# START OF SUPPLIED RECORDS

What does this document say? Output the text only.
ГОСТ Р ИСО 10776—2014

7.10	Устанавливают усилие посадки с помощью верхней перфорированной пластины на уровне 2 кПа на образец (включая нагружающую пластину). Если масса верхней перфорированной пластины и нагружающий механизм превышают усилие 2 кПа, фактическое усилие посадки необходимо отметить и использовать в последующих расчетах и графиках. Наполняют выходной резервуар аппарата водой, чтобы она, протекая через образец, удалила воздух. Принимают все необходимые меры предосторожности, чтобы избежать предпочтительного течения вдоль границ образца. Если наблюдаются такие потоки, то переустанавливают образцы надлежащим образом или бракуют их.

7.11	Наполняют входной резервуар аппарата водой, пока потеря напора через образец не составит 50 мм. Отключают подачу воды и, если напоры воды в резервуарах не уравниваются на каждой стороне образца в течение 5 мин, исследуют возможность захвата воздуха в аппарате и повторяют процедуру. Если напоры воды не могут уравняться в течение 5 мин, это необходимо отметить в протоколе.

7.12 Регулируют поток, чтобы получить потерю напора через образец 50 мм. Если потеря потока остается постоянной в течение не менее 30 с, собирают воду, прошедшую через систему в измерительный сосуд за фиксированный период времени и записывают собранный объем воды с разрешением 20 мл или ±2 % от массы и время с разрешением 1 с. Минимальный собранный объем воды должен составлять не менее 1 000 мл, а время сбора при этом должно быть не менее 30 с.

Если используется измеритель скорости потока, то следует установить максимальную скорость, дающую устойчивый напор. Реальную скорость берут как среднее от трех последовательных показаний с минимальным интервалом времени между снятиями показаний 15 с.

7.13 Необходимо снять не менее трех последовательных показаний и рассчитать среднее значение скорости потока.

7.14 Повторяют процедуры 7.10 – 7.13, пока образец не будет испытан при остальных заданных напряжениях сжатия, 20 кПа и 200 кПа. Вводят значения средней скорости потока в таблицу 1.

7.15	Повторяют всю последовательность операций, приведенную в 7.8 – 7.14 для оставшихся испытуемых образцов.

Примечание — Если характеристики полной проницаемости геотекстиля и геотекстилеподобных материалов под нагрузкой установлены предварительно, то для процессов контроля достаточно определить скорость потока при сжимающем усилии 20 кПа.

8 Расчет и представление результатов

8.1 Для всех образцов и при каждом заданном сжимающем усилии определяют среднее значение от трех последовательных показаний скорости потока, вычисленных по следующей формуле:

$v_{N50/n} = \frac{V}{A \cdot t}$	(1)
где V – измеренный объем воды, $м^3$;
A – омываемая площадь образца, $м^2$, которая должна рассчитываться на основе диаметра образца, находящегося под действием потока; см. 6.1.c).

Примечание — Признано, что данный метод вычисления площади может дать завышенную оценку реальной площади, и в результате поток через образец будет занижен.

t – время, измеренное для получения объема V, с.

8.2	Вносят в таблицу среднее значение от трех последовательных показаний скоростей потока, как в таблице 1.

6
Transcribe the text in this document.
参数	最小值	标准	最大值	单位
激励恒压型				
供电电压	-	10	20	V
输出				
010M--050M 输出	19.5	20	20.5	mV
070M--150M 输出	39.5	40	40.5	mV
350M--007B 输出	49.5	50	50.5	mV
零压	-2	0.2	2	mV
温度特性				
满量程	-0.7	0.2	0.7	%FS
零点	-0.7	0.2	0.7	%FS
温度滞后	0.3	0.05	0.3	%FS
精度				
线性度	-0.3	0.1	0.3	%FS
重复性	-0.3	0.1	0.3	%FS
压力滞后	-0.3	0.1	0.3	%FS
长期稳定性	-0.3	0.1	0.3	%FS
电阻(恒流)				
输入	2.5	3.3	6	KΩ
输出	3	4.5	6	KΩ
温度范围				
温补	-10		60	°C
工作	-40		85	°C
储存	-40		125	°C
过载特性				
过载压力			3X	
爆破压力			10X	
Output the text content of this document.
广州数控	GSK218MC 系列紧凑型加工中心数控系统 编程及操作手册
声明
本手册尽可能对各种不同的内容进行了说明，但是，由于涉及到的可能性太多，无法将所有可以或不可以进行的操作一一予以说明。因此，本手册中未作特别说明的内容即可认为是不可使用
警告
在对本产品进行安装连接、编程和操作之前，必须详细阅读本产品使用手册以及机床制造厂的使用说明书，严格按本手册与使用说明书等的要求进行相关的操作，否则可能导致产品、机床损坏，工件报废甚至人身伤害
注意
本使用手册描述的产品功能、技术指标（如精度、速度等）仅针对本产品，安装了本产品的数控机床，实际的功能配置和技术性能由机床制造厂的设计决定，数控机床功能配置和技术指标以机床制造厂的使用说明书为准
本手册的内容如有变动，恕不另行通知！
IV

# END OF SUPPLIED RECORDS

### WHAT YOU ARE ASKED TO DO
Extract all of the material exactly as it is written.

### WRITTEN ANSWER
What does this document say? Output the text only.
ГОСТ Р ИСО 10776—2014

7.10	Устанавливают усилие посадки с помощью верхней перфорированной пластины на уровне 2 кПа на образец (включая нагружающую пластину). Если масса верхней перфорированной пластины и нагружающий механизм превышают усилие 2 кПа, фактическое усилие посадки необходимо отметить и использовать в последующих расчетах и графиках. Наполняют выходной резервуар аппарата водой, чтобы она, протекая через образец, удалила воздух. Принимают все необходимые меры предосторожности, чтобы избежать предпочтительного течения вдоль границ образца. Если наблюдаются такие потоки, то переустанавливают образцы надлежащим образом или бракуют их.

7.11	Наполняют входной резервуар аппарата водой, пока потеря напора через образец не составит 50 мм. Отключают подачу воды и, если напоры воды в резервуарах не уравниваются на каждой стороне образца в течение 5 мин, исследуют возможность захвата воздуха в аппарате и повторяют процедуру. Если напоры воды не могут уравняться в течение 5 мин, это необходимо отметить в протоколе.

7.12 Регулируют поток, чтобы получить потерю напора через образец 50 мм. Если потеря потока остается постоянной в течение не менее 30 с, собирают воду, прошедшую через систему в измерительный сосуд за фиксированный период времени и записывают собранный объем воды с разрешением 20 мл или ±2 % от массы и время с разрешением 1 с. Минимальный собранный объем воды должен составлять не менее 1 000 мл, а время сбора при этом должно быть не менее 30 с.

Если используется измеритель скорости потока, то следует установить максимальную скорость, дающую устойчивый напор. Реальную скорость берут как среднее от трех последовательных показаний с минимальным интервалом времени между снятиями показаний 15 с.

7.13 Необходимо снять не менее трех последовательных показаний и рассчитать среднее значение скорости потока.

7.14 Повторяют процедуры 7.10 – 7.13, пока образец не будет испытан при остальных заданных напряжениях сжатия, 20 кПа и 200 кПа. Вводят значения средней скорости потока в таблицу 1.

7.15	Повторяют всю последовательность операций, приведенную в 7.8 – 7.14 для оставшихся испытуемых образцов.

Примечание — Если характеристики полной проницаемости геотекстиля и геотекстилеподобных материалов под нагрузкой установлены предварительно, то для процессов контроля достаточно определить скорость потока при сжимающем усилии 20 кПа.

8 Расчет и представление результатов

8.1 Для всех образцов и при каждом заданном сжимающем усилии определяют среднее значение от трех последовательных показаний скорости потока, вычисленных по следующей формуле:

$v_{N50/n} = \frac{V}{A \cdot t}$	(1)
где V – измеренный объем воды, $м^3$;
A – омываемая площадь образца, $м^2$, которая должна рассчитываться на основе диаметра образца, находящегося под действием потока; см. 6.1.c).

Примечание — Признано, что данный метод вычисления площади может дать завышенную оценку реальной площади, и в результате поток через образец будет занижен.

t – время, измеренное для получения объема V, с.

8.2	Вносят в таблицу среднее значение от трех последовательных показаний скоростей потока, как в таблице 1.

6
Transcribe the text in this document.
参数	最小值	标准	最大值	单位
激励恒压型				
供电电压	-	10	20	V
输出				
010M--050M 输出	19.5	20	20.5	mV
070M--150M 输出	39.5	40	40.5	mV
350M--007B 输出	49.5	50	50.5	mV
零压	-2	0.2	2	mV
温度特性				
满量程	-0.7	0.2	0.7	%FS
零点	-0.7	0.2	0.7	%FS
温度滞后	0.3	0.05	0.3	%FS
精度				
线性度	-0.3	0.1	0.3	%FS
重复性	-0.3	0.1	0.3	%FS
压力滞后	-0.3	0.1	0.3	%FS
长期稳定性	-0.3	0.1	0.3	%FS
电阻(恒流)				
输入	2.5	3.3	6	KΩ
输出	3	4.5	6	KΩ
温度范围				
温补	-10		60	°C
工作	-40		85	°C
储存	-40		125	°C
过载特性				
过载压力			3X	
爆破压力			10X	
Output the text content of this document.
广州数控	GSK218MC 系列紧凑型加工中心数控系统 编程及操作手册
声明
本手册尽可能对各种不同的内容进行了说明，但是，由于涉及到的可能性太多，无法将所有可以或不可以进行的操作一一予以说明。因此，本手册中未作特别说明的内容即可认为是不可使用
警告
在对本产品进行安装连接、编程和操作之前，必须详细阅读本产品使用手册以及机床制造厂的使用说明书，严格按本手册与使用说明书等的要求进行相关的操作，否则可能导致产品、机床损坏，工件报废甚至人身伤害
注意
本使用手册描述的产品功能、技术指标（如精度、速度等）仅针对本产品，安装了本产品的数控机床，实际的功能配置和技术性能由机床制造厂的设计决定，数控机床功能配置和技术指标以机床制造厂的使用说明书为准
本手册的内容如有变动，恕不另行通知！
IV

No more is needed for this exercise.